Data extracted from a collection:
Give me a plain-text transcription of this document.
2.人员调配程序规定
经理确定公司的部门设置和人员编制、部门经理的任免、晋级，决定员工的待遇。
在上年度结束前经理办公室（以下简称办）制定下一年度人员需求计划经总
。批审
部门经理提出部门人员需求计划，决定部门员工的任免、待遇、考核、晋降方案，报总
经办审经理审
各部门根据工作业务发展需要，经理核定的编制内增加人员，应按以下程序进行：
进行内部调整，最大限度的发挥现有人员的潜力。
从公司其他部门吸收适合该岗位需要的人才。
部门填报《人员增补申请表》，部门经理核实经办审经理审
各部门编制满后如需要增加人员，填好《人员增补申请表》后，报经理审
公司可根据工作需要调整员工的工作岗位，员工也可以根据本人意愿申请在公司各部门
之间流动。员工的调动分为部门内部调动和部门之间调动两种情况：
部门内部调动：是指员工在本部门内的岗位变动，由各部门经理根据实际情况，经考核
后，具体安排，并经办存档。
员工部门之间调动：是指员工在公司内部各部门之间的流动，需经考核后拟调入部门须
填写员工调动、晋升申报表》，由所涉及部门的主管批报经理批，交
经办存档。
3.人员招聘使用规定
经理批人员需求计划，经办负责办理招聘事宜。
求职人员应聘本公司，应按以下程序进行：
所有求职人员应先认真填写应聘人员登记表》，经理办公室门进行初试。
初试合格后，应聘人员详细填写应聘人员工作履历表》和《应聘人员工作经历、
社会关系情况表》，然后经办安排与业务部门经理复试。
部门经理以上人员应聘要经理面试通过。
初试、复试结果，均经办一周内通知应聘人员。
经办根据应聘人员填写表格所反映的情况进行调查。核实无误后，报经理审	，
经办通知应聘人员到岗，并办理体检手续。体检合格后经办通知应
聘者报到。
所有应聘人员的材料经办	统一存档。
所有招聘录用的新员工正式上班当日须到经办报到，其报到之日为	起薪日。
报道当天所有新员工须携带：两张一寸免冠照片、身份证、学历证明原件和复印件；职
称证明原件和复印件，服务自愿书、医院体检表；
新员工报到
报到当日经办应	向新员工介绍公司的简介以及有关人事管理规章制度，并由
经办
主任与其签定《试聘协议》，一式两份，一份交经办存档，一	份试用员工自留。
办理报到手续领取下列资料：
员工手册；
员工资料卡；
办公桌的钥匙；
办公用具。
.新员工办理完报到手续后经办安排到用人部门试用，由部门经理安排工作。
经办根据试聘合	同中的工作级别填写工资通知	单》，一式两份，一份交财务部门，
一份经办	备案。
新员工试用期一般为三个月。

**Prompt:**
Work through the records above line by line and count those that hold the string "人员增补申请表". Give only the result.

**Response to the exercise:**
2